OBJECTIVE: Identify all lines in the data containing the string "tersebut". Copy them out.

MATERIAL FOR THIS TASK:
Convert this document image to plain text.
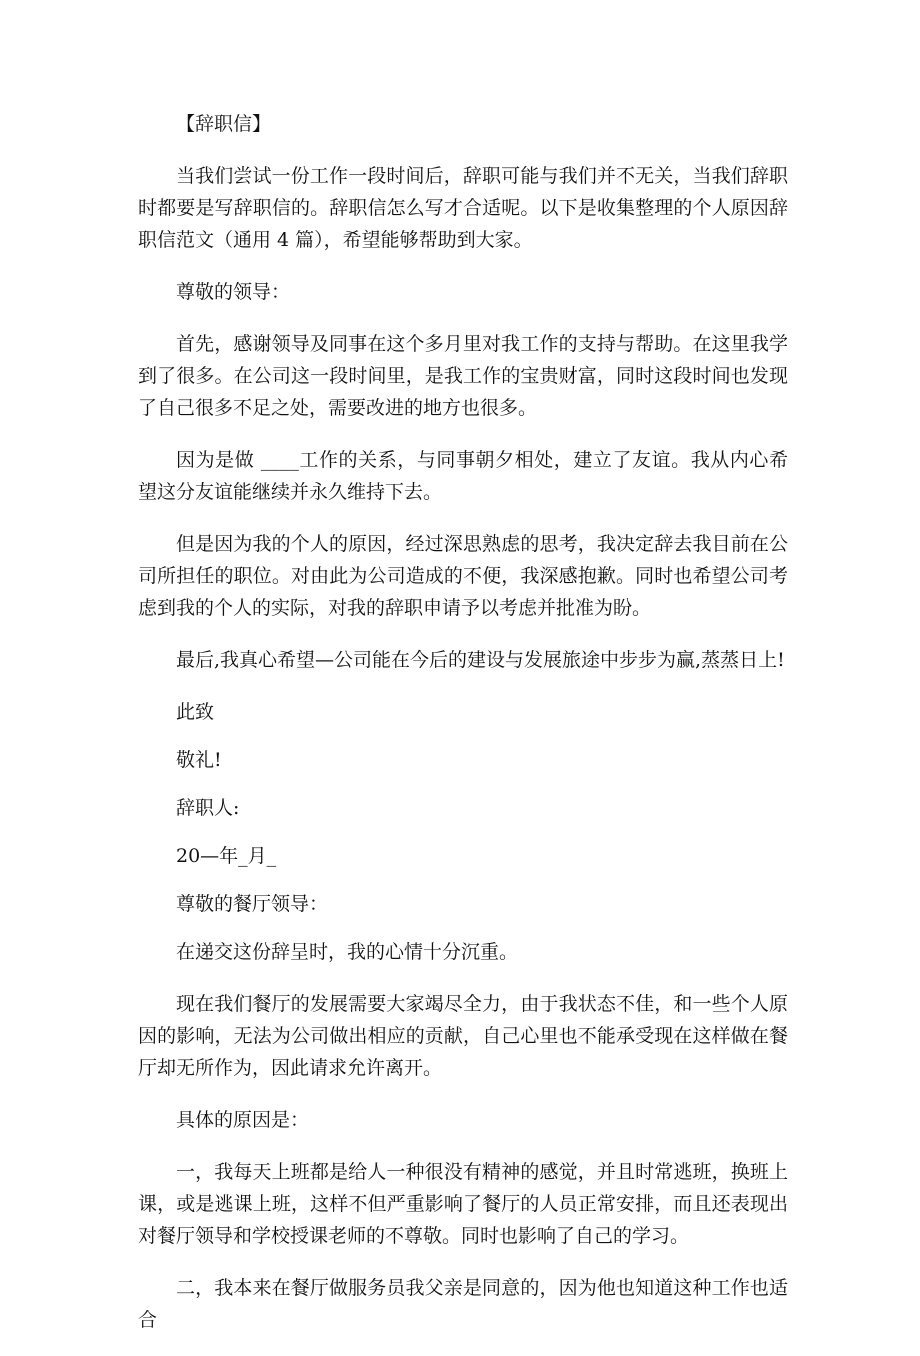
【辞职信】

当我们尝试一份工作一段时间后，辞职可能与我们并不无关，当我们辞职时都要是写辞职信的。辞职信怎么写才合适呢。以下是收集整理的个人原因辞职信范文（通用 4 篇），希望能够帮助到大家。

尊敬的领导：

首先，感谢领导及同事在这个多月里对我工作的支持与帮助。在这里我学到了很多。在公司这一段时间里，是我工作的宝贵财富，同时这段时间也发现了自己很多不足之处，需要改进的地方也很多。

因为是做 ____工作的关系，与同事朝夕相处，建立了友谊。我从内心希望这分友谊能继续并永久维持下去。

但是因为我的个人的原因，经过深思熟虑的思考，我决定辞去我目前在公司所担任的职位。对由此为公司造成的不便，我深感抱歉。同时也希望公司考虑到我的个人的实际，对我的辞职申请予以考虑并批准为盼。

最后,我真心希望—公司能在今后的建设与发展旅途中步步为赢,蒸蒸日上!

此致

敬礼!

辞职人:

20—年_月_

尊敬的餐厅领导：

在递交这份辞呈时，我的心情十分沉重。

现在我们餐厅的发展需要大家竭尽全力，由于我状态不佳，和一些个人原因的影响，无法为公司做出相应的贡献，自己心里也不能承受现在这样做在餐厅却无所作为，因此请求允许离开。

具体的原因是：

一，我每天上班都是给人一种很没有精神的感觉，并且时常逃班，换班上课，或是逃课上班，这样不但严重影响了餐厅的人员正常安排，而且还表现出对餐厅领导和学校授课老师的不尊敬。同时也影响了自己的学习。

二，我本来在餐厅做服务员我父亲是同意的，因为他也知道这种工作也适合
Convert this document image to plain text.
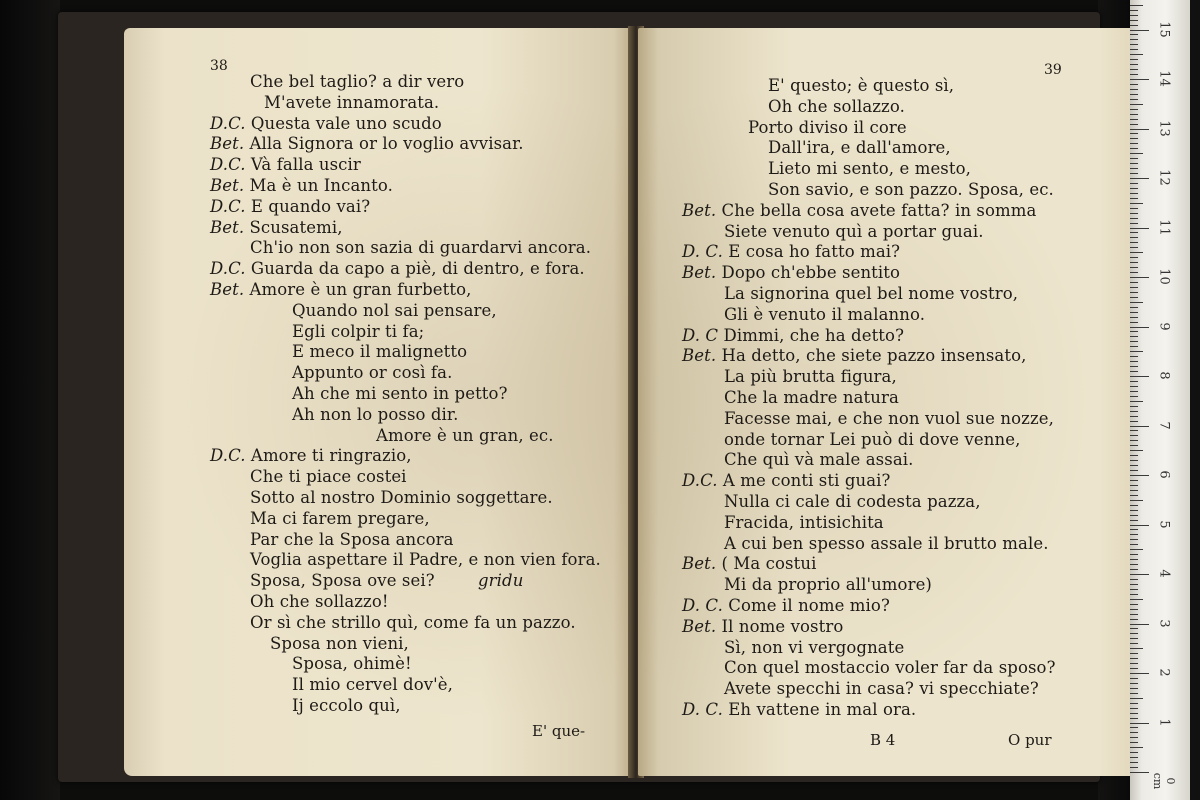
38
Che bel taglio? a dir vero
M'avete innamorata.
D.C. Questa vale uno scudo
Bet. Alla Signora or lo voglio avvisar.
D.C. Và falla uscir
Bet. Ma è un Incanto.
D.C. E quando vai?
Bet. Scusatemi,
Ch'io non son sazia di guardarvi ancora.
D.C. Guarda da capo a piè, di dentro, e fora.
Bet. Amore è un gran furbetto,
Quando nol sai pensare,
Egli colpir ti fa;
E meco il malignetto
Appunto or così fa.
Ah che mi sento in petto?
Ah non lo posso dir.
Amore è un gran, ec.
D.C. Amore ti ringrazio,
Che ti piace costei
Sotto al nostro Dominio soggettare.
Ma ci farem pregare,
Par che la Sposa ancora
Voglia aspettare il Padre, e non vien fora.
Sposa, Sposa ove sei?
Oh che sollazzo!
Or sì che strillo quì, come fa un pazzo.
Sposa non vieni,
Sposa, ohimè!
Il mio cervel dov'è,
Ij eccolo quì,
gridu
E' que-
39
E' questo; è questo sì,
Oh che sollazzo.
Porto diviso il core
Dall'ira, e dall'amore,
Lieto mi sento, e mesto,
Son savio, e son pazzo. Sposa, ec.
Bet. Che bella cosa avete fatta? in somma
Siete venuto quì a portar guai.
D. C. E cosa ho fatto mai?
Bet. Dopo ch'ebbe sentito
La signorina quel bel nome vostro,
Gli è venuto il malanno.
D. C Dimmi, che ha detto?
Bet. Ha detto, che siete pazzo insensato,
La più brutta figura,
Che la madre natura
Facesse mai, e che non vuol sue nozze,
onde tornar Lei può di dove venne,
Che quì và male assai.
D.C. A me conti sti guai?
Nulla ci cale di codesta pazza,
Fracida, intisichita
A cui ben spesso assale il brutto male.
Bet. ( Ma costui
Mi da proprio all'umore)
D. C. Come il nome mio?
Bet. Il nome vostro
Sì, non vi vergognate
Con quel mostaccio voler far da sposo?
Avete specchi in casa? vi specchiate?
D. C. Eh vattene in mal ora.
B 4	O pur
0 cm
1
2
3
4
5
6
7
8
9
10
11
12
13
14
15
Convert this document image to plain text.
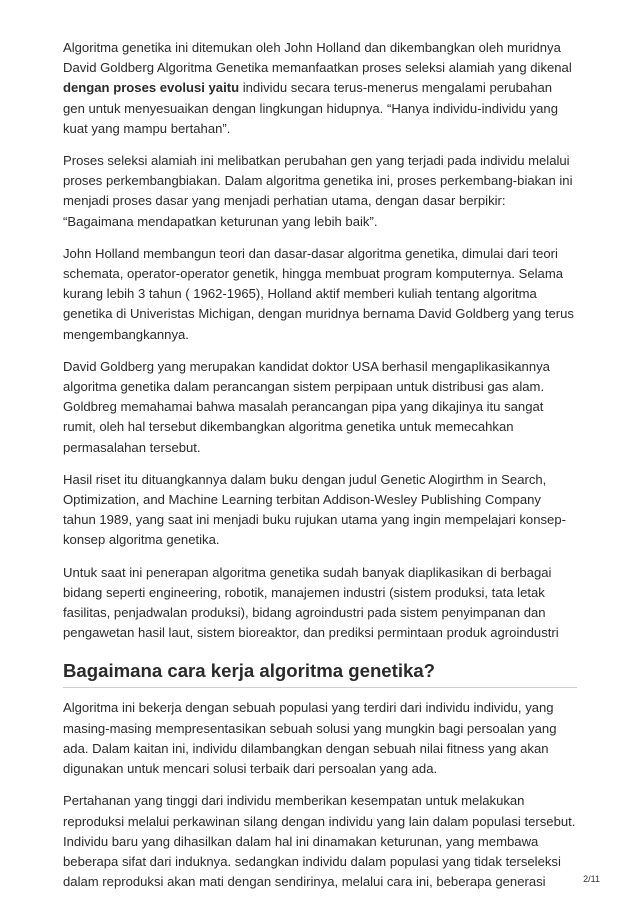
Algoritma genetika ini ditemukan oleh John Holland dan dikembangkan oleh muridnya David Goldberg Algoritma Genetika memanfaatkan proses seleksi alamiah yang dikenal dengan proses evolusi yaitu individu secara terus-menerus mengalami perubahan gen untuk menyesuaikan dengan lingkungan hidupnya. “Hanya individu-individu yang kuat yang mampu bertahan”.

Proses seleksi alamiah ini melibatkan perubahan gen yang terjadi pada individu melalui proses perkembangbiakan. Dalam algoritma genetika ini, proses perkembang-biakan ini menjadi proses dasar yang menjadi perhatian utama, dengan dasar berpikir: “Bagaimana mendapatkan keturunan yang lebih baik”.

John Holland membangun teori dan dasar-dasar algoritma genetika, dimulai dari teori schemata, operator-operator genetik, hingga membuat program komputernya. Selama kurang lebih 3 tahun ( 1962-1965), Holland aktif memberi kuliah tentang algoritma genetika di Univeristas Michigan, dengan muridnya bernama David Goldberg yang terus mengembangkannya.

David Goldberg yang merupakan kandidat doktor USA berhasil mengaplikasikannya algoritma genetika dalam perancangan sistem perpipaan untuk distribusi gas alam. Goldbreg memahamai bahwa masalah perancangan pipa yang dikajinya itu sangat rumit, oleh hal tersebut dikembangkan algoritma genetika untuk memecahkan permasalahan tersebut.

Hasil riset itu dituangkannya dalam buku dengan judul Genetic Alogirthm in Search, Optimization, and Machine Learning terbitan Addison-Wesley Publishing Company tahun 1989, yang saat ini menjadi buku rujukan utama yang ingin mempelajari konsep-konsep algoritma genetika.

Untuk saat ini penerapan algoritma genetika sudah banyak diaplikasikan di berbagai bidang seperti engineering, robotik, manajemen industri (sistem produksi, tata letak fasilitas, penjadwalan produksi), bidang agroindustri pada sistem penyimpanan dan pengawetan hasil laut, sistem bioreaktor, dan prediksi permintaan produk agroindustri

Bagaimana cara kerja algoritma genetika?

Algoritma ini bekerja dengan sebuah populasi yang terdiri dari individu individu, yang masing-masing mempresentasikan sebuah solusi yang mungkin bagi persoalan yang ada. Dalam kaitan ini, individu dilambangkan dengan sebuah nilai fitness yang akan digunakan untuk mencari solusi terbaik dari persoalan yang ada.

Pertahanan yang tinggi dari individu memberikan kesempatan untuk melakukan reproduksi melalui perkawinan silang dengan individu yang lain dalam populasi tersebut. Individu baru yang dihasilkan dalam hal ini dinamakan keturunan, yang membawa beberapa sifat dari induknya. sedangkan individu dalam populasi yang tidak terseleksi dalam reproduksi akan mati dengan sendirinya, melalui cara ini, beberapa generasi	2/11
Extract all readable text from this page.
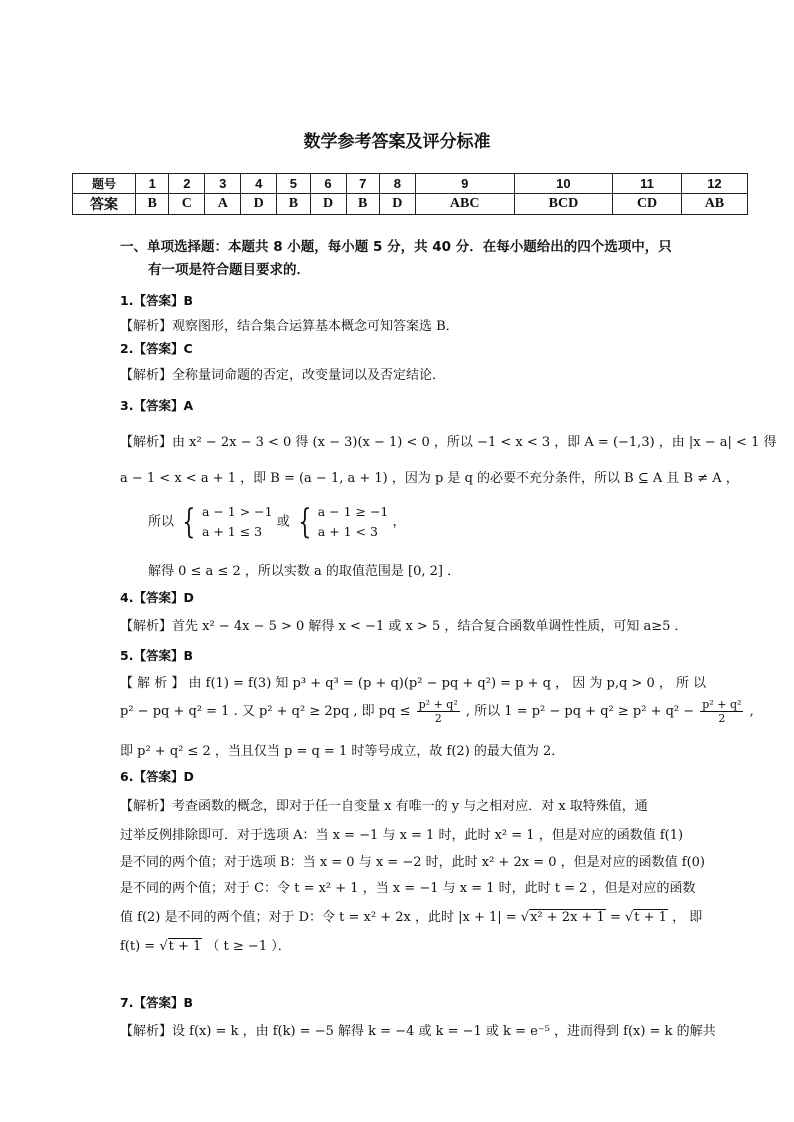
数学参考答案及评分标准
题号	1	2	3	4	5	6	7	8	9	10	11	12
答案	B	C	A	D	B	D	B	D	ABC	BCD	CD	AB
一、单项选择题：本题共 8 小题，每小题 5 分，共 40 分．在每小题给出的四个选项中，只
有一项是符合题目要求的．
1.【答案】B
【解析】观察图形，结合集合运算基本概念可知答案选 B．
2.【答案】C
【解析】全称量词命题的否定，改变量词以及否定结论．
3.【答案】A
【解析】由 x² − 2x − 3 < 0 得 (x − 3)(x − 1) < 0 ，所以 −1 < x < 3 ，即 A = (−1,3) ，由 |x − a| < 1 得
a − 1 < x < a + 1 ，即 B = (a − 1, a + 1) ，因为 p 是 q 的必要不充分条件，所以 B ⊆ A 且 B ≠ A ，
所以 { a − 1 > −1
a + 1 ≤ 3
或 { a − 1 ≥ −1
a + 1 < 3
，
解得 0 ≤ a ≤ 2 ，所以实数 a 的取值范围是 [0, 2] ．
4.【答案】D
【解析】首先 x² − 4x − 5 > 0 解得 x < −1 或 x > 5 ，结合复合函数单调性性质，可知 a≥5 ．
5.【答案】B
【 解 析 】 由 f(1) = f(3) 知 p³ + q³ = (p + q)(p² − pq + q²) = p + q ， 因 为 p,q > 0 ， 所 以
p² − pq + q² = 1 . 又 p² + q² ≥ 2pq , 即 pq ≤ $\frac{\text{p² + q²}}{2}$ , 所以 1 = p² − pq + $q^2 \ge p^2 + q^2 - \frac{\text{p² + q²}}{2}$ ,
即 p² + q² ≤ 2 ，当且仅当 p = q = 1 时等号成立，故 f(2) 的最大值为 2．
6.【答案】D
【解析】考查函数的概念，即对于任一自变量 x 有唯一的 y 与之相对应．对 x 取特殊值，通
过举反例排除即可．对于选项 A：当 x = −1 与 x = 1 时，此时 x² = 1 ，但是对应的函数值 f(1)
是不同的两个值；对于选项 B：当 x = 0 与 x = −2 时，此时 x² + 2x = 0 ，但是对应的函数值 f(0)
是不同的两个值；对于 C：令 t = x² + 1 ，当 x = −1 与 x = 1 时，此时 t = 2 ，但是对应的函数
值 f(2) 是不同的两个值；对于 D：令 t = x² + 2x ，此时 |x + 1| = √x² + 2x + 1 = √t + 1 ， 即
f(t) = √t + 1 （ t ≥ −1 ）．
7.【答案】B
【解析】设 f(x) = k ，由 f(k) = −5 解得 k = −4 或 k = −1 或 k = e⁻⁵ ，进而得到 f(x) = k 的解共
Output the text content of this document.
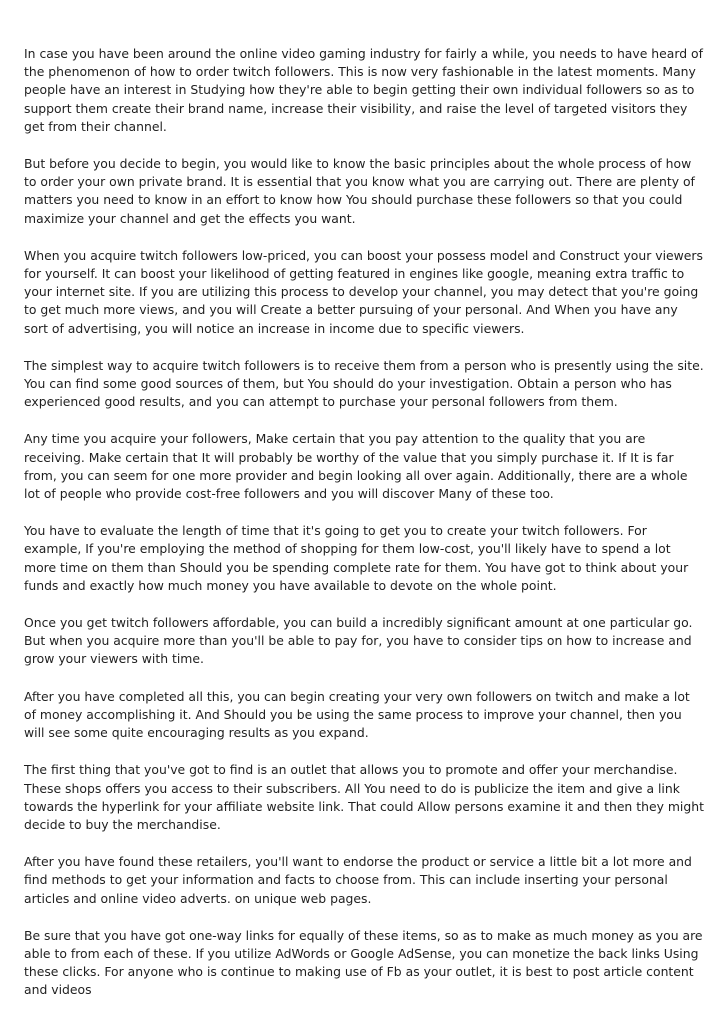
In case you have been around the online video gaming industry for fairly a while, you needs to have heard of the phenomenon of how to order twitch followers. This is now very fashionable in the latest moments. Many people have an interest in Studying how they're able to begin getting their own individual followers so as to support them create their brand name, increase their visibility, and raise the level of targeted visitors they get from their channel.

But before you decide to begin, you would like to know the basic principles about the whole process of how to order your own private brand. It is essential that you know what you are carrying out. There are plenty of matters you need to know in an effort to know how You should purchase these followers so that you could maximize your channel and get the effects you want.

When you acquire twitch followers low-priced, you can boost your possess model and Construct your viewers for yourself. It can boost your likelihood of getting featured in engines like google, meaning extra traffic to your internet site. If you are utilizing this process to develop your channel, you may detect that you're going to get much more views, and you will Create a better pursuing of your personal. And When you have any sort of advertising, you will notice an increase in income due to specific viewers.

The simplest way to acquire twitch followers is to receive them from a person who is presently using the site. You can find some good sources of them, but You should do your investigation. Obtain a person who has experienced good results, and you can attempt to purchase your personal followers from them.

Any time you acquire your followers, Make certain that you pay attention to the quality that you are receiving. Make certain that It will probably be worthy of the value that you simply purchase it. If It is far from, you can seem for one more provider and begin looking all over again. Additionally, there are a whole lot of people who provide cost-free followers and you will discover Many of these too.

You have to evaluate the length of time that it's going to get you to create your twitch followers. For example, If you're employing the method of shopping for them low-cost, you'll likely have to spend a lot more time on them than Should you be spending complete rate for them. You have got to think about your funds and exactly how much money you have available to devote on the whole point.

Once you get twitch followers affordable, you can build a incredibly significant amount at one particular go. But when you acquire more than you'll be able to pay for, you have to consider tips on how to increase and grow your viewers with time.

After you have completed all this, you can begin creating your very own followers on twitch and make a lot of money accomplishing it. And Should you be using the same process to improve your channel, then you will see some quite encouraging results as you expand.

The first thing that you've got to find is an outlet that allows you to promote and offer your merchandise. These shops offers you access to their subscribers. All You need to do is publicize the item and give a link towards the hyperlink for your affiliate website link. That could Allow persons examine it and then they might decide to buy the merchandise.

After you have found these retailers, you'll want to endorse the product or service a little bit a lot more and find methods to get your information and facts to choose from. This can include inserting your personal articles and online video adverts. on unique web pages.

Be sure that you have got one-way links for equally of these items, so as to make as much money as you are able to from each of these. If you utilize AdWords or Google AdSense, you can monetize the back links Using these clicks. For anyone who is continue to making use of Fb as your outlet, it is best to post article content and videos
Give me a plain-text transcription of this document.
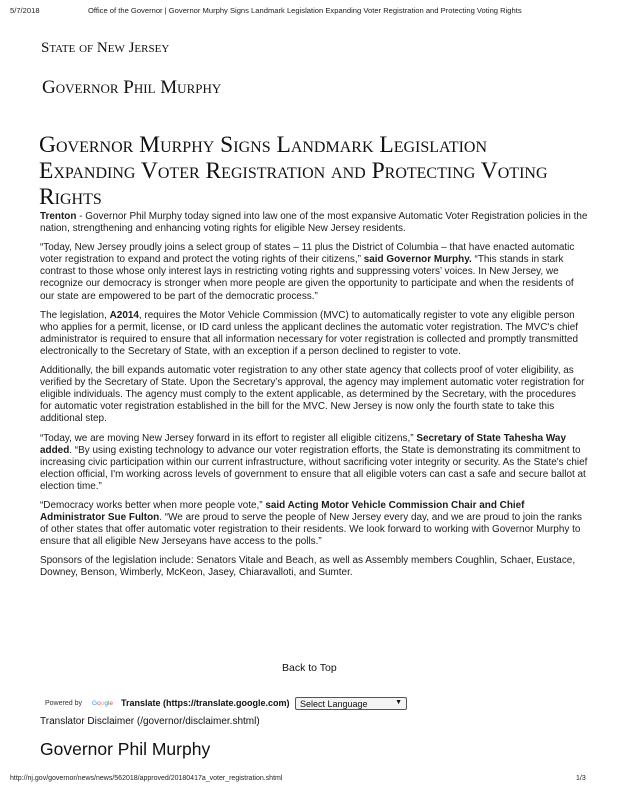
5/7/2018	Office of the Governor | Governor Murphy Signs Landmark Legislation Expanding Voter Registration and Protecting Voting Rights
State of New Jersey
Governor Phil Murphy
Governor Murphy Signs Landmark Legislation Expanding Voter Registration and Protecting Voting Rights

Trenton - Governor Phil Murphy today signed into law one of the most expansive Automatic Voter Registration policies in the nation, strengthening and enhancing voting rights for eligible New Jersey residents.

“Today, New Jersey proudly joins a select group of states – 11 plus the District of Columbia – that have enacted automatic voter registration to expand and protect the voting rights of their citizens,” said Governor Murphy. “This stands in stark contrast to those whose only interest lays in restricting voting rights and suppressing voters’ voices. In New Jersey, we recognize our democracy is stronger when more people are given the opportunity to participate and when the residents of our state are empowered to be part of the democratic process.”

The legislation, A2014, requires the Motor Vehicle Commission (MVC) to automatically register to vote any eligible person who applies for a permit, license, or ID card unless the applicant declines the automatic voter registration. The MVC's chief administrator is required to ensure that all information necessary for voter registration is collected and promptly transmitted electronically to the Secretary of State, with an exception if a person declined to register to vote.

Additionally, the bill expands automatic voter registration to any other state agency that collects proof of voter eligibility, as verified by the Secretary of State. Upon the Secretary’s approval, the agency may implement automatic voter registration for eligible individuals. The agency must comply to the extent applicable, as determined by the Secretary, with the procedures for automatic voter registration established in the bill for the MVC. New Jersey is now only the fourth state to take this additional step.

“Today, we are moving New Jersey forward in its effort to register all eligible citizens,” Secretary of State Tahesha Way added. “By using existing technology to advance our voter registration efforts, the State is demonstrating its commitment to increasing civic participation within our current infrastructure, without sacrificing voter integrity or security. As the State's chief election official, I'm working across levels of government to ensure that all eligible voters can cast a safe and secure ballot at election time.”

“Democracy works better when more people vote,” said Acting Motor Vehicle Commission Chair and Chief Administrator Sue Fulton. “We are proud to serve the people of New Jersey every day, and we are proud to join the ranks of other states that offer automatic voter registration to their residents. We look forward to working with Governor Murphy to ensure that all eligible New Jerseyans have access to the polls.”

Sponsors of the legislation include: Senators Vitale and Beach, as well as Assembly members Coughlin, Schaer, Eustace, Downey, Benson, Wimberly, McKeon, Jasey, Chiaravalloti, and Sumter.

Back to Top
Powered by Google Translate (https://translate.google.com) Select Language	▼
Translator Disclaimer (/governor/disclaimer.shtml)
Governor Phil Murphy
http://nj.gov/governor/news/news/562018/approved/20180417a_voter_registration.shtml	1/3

TASK OUTPUT:
David Goldberg yang merupakan kandidat doktor USA berhasil mengaplikasikannya algoritma genetika dalam perancangan sistem perpipaan untuk distribusi gas alam. Goldbreg memahamai bahwa masalah perancangan pipa yang dikajinya itu sangat rumit, oleh hal tersebut dikembangkan algoritma genetika untuk memecahkan permasalahan tersebut.
Pertahanan yang tinggi dari individu memberikan kesempatan untuk melakukan reproduksi melalui perkawinan silang dengan individu yang lain dalam populasi tersebut. Individu baru yang dihasilkan dalam hal ini dinamakan keturunan, yang membawa beberapa sifat dari induknya. sedangkan individu dalam populasi yang tidak terseleksi dalam reproduksi akan mati dengan sendirinya, melalui cara ini, beberapa generasi	2/11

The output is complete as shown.